DESCRIPTION OF THE TASK. Set down the material below in full, matching it exactly.

----------------

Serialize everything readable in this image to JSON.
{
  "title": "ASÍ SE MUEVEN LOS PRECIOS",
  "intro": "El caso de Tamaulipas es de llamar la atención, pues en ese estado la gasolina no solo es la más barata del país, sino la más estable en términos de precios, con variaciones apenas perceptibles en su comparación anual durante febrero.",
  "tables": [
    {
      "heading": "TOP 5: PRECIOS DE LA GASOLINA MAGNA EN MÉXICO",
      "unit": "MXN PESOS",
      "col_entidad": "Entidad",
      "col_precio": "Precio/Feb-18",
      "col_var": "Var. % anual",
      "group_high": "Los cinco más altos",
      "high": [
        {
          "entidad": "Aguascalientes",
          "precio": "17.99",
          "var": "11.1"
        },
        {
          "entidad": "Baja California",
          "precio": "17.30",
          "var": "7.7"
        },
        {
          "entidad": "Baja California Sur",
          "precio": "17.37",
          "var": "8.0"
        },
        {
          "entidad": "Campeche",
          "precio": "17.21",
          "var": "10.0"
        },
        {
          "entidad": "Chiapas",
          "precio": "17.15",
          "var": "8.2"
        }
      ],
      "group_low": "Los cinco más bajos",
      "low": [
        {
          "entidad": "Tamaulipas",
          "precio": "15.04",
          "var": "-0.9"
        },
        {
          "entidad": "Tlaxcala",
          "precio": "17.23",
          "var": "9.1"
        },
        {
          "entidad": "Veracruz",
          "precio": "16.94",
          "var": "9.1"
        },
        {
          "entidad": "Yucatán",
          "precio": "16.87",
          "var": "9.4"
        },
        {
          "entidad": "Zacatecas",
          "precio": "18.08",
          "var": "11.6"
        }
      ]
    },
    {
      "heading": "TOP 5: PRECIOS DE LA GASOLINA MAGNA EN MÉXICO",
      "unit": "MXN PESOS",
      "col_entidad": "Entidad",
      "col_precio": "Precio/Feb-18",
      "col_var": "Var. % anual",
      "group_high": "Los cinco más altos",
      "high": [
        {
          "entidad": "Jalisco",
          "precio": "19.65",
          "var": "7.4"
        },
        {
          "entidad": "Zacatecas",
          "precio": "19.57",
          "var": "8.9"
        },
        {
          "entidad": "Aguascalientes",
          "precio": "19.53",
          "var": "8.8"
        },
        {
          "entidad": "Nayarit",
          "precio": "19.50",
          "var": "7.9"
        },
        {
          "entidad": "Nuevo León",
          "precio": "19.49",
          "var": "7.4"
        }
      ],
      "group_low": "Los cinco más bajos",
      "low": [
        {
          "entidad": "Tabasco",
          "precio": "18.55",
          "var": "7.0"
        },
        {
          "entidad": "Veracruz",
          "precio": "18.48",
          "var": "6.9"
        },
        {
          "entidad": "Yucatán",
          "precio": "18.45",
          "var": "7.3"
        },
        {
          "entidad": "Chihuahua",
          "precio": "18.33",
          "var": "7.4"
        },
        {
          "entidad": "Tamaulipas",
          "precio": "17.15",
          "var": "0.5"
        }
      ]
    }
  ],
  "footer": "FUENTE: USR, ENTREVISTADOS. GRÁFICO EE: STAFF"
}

----------------

SOLUTION FOR THIS EXERCISE.
Serialize everything readable in this image to JSON.
{
  "title": "ASÍ SE MUEVEN LOS PRECIOS",
  "intro": "El caso de Tamaulipas es de llamar la atención, pues en ese estado la gasolina no solo es la más barata del país, sino la más estable en términos de precios, con variaciones apenas perceptibles en su comparación anual durante febrero.",
  "tables": [
    {
      "heading": "TOP 5: PRECIOS DE LA GASOLINA MAGNA EN MÉXICO",
      "unit": "MXN PESOS",
      "col_entidad": "Entidad",
      "col_precio": "Precio/Feb-18",
      "col_var": "Var. % anual",
      "group_high": "Los cinco más altos",
      "high": [
        {
          "entidad": "Aguascalientes",
          "precio": "17.99",
          "var": "11.1"
        },
        {
          "entidad": "Baja California",
          "precio": "17.30",
          "var": "7.7"
        },
        {
          "entidad": "Baja California Sur",
          "precio": "17.37",
          "var": "8.0"
        },
        {
          "entidad": "Campeche",
          "precio": "17.21",
          "var": "10.0"
        },
        {
          "entidad": "Chiapas",
          "precio": "17.15",
          "var": "8.2"
        }
      ],
      "group_low": "Los cinco más bajos",
      "low": [
        {
          "entidad": "Tamaulipas",
          "precio": "15.04",
          "var": "-0.9"
        },
        {
          "entidad": "Tlaxcala",
          "precio": "17.23",
          "var": "9.1"
        },
        {
          "entidad": "Veracruz",
          "precio": "16.94",
          "var": "9.1"
        },
        {
          "entidad": "Yucatán",
          "precio": "16.87",
          "var": "9.4"
        },
        {
          "entidad": "Zacatecas",
          "precio": "18.08",
          "var": "11.6"
        }
      ]
    },
    {
      "heading": "TOP 5: PRECIOS DE LA GASOLINA MAGNA EN MÉXICO",
      "unit": "MXN PESOS",
      "col_entidad": "Entidad",
      "col_precio": "Precio/Feb-18",
      "col_var": "Var. % anual",
      "group_high": "Los cinco más altos",
      "high": [
        {
          "entidad": "Jalisco",
          "precio": "19.65",
          "var": "7.4"
        },
        {
          "entidad": "Zacatecas",
          "precio": "19.57",
          "var": "8.9"
        },
        {
          "entidad": "Aguascalientes",
          "precio": "19.53",
          "var": "8.8"
        },
        {
          "entidad": "Nayarit",
          "precio": "19.50",
          "var": "7.9"
        },
        {
          "entidad": "Nuevo León",
          "precio": "19.49",
          "var": "7.4"
        }
      ],
      "group_low": "Los cinco más bajos",
      "low": [
        {
          "entidad": "Tabasco",
          "precio": "18.55",
          "var": "7.0"
        },
        {
          "entidad": "Veracruz",
          "precio": "18.48",
          "var": "6.9"
        },
        {
          "entidad": "Yucatán",
          "precio": "18.45",
          "var": "7.3"
        },
        {
          "entidad": "Chihuahua",
          "precio": "18.33",
          "var": "7.4"
        },
        {
          "entidad": "Tamaulipas",
          "precio": "17.15",
          "var": "0.5"
        }
      ]
    }
  ],
  "footer": "FUENTE: USR, ENTREVISTADOS. GRÁFICO EE: STAFF"
}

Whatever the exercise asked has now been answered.